> [Task]: Will you print the material below without altering a single character?
-- START OF Working data --
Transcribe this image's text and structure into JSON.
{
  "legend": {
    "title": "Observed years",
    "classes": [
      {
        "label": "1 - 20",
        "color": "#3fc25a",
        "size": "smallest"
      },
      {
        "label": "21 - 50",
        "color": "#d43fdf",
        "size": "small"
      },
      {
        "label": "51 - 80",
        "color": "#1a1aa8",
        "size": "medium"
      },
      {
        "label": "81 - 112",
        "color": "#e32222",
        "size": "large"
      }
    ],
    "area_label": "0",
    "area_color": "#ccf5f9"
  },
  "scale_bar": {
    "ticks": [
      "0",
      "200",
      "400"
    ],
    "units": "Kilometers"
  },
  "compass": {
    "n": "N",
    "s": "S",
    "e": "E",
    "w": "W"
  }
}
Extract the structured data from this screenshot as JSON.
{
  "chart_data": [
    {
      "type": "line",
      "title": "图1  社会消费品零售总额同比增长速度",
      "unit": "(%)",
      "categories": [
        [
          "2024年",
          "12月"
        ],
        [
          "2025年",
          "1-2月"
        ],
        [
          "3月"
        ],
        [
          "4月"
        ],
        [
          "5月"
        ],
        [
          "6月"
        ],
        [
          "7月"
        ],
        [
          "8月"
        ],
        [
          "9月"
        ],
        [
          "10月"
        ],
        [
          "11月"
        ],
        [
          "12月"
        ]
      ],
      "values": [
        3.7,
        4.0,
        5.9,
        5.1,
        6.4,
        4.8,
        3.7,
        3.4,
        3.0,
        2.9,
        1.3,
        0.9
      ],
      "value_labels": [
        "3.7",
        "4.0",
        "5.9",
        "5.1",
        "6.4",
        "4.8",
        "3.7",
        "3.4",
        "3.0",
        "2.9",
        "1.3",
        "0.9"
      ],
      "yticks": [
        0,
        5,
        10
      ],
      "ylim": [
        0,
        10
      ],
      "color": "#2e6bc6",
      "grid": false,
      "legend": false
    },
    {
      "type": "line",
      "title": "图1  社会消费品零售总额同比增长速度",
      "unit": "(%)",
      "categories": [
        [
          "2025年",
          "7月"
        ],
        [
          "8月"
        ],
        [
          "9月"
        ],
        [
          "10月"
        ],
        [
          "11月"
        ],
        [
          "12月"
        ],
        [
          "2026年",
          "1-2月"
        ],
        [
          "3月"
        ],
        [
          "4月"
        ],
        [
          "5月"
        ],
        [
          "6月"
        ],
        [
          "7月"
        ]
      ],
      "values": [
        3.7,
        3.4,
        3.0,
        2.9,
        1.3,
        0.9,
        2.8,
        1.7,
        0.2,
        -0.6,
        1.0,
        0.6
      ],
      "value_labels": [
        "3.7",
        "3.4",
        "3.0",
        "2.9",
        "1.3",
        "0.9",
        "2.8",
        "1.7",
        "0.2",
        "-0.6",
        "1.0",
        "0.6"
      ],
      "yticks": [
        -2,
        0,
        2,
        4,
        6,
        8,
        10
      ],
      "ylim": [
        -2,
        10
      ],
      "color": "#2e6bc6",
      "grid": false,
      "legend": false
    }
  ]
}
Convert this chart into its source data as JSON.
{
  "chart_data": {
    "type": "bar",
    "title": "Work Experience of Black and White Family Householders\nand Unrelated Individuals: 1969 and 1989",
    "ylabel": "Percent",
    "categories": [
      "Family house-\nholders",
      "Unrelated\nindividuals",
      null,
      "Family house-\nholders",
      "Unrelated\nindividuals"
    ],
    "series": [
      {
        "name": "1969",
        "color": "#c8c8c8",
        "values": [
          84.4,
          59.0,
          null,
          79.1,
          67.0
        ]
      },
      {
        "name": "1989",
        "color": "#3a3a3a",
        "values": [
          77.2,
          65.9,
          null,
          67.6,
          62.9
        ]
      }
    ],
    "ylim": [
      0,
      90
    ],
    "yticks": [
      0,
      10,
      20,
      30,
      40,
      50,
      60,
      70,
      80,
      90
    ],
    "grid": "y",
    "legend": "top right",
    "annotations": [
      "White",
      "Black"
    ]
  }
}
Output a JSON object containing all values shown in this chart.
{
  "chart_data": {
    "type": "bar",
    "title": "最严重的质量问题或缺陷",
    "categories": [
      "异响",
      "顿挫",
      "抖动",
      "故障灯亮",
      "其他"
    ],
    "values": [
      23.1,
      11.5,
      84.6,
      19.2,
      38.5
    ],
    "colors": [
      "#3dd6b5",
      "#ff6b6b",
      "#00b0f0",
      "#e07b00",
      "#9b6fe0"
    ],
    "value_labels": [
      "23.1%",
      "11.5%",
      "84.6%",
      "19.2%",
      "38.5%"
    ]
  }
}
-- END OF Working data --
> [Output of the exercise]:
Transcribe this image's text and structure into JSON.
{
  "legend": {
    "title": "Observed years",
    "classes": [
      {
        "label": "1 - 20",
        "color": "#3fc25a",
        "size": "smallest"
      },
      {
        "label": "21 - 50",
        "color": "#d43fdf",
        "size": "small"
      },
      {
        "label": "51 - 80",
        "color": "#1a1aa8",
        "size": "medium"
      },
      {
        "label": "81 - 112",
        "color": "#e32222",
        "size": "large"
      }
    ],
    "area_label": "0",
    "area_color": "#ccf5f9"
  },
  "scale_bar": {
    "ticks": [
      "0",
      "200",
      "400"
    ],
    "units": "Kilometers"
  },
  "compass": {
    "n": "N",
    "s": "S",
    "e": "E",
    "w": "W"
  }
}
Extract the structured data from this screenshot as JSON.
{
  "chart_data": [
    {
      "type": "line",
      "title": "图1  社会消费品零售总额同比增长速度",
      "unit": "(%)",
      "categories": [
        [
          "2024年",
          "12月"
        ],
        [
          "2025年",
          "1-2月"
        ],
        [
          "3月"
        ],
        [
          "4月"
        ],
        [
          "5月"
        ],
        [
          "6月"
        ],
        [
          "7月"
        ],
        [
          "8月"
        ],
        [
          "9月"
        ],
        [
          "10月"
        ],
        [
          "11月"
        ],
        [
          "12月"
        ]
      ],
      "values": [
        3.7,
        4.0,
        5.9,
        5.1,
        6.4,
        4.8,
        3.7,
        3.4,
        3.0,
        2.9,
        1.3,
        0.9
      ],
      "value_labels": [
        "3.7",
        "4.0",
        "5.9",
        "5.1",
        "6.4",
        "4.8",
        "3.7",
        "3.4",
        "3.0",
        "2.9",
        "1.3",
        "0.9"
      ],
      "yticks": [
        0,
        5,
        10
      ],
      "ylim": [
        0,
        10
      ],
      "color": "#2e6bc6",
      "grid": false,
      "legend": false
    },
    {
      "type": "line",
      "title": "图1  社会消费品零售总额同比增长速度",
      "unit": "(%)",
      "categories": [
        [
          "2025年",
          "7月"
        ],
        [
          "8月"
        ],
        [
          "9月"
        ],
        [
          "10月"
        ],
        [
          "11月"
        ],
        [
          "12月"
        ],
        [
          "2026年",
          "1-2月"
        ],
        [
          "3月"
        ],
        [
          "4月"
        ],
        [
          "5月"
        ],
        [
          "6月"
        ],
        [
          "7月"
        ]
      ],
      "values": [
        3.7,
        3.4,
        3.0,
        2.9,
        1.3,
        0.9,
        2.8,
        1.7,
        0.2,
        -0.6,
        1.0,
        0.6
      ],
      "value_labels": [
        "3.7",
        "3.4",
        "3.0",
        "2.9",
        "1.3",
        "0.9",
        "2.8",
        "1.7",
        "0.2",
        "-0.6",
        "1.0",
        "0.6"
      ],
      "yticks": [
        -2,
        0,
        2,
        4,
        6,
        8,
        10
      ],
      "ylim": [
        -2,
        10
      ],
      "color": "#2e6bc6",
      "grid": false,
      "legend": false
    }
  ]
}
Convert this chart into its source data as JSON.
{
  "chart_data": {
    "type": "bar",
    "title": "Work Experience of Black and White Family Householders\nand Unrelated Individuals: 1969 and 1989",
    "ylabel": "Percent",
    "categories": [
      "Family house-\nholders",
      "Unrelated\nindividuals",
      null,
      "Family house-\nholders",
      "Unrelated\nindividuals"
    ],
    "series": [
      {
        "name": "1969",
        "color": "#c8c8c8",
        "values": [
          84.4,
          59.0,
          null,
          79.1,
          67.0
        ]
      },
      {
        "name": "1989",
        "color": "#3a3a3a",
        "values": [
          77.2,
          65.9,
          null,
          67.6,
          62.9
        ]
      }
    ],
    "ylim": [
      0,
      90
    ],
    "yticks": [
      0,
      10,
      20,
      30,
      40,
      50,
      60,
      70,
      80,
      90
    ],
    "grid": "y",
    "legend": "top right",
    "annotations": [
      "White",
      "Black"
    ]
  }
}
Output a JSON object containing all values shown in this chart.
{
  "chart_data": {
    "type": "bar",
    "title": "最严重的质量问题或缺陷",
    "categories": [
      "异响",
      "顿挫",
      "抖动",
      "故障灯亮",
      "其他"
    ],
    "values": [
      23.1,
      11.5,
      84.6,
      19.2,
      38.5
    ],
    "colors": [
      "#3dd6b5",
      "#ff6b6b",
      "#00b0f0",
      "#e07b00",
      "#9b6fe0"
    ],
    "value_labels": [
      "23.1%",
      "11.5%",
      "84.6%",
      "19.2%",
      "38.5%"
    ]
  }
}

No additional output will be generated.